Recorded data
- - - -
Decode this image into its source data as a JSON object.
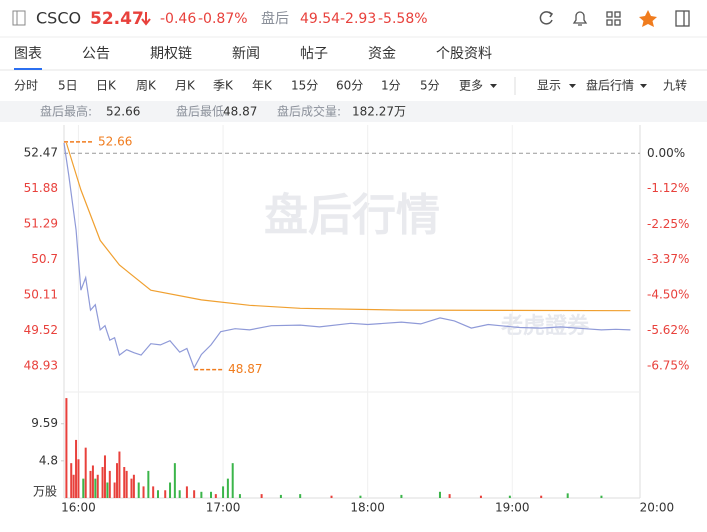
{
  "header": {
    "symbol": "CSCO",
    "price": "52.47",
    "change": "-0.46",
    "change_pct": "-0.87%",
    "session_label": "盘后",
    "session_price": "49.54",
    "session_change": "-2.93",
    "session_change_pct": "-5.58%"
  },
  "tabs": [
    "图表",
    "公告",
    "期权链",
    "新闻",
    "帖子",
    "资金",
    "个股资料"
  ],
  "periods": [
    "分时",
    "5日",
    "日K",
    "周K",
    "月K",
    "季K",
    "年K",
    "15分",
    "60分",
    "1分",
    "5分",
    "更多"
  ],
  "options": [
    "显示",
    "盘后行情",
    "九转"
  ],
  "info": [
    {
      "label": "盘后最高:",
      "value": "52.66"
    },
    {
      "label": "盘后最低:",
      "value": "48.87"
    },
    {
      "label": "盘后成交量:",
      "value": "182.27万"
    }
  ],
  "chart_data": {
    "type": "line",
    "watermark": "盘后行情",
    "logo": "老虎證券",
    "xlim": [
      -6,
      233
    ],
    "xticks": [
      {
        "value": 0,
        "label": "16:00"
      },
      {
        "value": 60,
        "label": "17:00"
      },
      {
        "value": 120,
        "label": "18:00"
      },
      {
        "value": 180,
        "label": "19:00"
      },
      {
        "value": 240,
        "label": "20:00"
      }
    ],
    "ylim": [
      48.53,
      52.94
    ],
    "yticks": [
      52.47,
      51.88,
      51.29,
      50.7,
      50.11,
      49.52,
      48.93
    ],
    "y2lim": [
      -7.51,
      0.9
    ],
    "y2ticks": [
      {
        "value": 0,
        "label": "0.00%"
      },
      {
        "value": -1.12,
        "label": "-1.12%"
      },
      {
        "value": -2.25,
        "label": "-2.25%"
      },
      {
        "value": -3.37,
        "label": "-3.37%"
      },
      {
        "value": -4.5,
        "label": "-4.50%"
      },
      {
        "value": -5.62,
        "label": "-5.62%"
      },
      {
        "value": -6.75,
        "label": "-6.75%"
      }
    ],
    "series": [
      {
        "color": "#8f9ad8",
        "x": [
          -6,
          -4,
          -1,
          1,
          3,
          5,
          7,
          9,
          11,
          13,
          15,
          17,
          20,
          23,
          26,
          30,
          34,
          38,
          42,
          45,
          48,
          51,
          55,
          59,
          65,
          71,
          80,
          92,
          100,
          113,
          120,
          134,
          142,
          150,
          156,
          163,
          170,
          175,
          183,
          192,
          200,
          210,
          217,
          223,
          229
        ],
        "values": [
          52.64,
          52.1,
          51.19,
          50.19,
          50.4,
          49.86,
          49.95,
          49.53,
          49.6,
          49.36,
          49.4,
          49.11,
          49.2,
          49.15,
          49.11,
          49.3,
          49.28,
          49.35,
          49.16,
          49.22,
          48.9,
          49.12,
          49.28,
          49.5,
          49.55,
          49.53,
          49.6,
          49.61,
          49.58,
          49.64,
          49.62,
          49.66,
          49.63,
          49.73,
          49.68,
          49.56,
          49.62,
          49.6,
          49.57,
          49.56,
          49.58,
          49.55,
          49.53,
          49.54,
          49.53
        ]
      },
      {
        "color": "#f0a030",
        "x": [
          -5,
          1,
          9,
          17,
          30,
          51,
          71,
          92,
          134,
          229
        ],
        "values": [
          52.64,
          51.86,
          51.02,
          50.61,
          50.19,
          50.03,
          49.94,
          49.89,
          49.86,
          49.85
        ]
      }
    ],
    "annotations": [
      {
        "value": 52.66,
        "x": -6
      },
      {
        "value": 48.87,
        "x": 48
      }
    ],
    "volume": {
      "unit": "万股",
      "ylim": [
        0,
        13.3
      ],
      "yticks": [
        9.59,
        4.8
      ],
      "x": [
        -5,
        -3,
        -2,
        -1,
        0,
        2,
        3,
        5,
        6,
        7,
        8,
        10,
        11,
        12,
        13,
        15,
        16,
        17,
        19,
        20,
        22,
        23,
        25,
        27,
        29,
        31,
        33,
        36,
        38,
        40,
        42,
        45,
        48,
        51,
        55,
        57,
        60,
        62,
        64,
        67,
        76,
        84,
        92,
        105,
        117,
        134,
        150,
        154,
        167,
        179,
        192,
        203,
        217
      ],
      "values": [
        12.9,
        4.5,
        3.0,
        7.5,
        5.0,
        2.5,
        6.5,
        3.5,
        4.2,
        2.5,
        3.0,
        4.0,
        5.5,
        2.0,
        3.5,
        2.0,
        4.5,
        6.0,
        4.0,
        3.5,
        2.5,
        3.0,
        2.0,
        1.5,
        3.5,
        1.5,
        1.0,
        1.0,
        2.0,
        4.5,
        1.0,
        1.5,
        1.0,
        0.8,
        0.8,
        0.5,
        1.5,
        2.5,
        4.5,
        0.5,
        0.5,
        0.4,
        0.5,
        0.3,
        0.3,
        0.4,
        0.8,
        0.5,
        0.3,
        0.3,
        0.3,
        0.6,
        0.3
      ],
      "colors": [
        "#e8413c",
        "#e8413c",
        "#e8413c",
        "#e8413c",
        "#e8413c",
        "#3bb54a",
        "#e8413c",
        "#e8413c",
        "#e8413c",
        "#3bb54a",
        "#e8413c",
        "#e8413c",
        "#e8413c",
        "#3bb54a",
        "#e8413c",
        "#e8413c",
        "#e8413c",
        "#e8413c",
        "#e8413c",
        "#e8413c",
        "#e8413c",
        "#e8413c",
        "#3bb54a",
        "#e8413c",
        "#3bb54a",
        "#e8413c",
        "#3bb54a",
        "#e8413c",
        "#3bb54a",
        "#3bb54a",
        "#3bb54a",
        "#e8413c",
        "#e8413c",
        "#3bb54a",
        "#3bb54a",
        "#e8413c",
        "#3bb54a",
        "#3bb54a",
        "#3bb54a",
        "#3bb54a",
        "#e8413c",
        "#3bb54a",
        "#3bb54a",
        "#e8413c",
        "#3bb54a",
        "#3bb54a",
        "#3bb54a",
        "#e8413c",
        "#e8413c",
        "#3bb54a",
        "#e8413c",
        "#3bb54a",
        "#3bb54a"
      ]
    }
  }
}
- - - -
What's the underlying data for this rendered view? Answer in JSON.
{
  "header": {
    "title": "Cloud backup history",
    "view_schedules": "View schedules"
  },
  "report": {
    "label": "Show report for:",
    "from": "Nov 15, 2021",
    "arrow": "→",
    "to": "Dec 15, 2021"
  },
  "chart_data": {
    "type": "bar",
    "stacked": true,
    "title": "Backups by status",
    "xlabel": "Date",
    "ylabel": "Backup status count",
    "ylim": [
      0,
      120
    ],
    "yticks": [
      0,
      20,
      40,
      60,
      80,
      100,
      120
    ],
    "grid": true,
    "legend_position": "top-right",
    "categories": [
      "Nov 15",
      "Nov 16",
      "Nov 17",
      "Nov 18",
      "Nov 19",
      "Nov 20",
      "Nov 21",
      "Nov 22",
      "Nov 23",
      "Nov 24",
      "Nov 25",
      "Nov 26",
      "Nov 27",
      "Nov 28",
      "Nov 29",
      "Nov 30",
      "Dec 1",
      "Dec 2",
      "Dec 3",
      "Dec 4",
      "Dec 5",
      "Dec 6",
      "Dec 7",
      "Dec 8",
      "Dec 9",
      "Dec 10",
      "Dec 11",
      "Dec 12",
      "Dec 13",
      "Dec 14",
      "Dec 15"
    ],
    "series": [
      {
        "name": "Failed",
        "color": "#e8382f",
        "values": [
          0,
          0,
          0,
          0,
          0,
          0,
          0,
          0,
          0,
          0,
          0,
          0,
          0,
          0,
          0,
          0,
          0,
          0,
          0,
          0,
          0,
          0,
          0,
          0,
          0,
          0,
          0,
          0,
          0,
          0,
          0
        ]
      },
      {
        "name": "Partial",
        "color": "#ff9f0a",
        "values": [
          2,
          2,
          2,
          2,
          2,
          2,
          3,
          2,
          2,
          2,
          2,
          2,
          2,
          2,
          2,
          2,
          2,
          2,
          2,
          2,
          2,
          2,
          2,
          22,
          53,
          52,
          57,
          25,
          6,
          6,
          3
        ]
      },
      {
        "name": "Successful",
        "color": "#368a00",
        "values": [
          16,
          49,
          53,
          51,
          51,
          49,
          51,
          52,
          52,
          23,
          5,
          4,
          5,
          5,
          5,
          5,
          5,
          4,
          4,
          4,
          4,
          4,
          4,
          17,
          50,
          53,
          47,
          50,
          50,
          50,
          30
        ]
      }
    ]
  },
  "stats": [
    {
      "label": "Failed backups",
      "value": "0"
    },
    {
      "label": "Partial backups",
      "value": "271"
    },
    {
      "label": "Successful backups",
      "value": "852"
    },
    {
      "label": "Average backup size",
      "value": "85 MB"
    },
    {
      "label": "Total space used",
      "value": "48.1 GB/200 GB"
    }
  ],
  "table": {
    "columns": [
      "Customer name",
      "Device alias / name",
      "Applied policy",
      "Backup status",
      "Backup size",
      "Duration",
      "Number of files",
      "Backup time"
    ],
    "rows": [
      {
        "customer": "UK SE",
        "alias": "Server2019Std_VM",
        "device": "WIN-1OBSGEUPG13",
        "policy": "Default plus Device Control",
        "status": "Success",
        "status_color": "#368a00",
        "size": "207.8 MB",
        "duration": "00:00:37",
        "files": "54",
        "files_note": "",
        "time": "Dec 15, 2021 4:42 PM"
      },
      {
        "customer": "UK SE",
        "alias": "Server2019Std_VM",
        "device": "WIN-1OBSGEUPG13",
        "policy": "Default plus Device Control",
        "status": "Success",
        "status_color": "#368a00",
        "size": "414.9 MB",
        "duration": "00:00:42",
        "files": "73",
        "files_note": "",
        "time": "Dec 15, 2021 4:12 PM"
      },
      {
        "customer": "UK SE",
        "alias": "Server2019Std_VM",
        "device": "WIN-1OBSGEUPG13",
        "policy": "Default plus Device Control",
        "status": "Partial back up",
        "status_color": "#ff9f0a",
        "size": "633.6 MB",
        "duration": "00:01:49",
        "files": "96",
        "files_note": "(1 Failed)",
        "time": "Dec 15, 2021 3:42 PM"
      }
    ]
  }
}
- - - -
- WORK TO DO
Work out how many lines in the entries hold the string "Successful". Your answer should consist solely of that number.

- TASK RESPONSE
2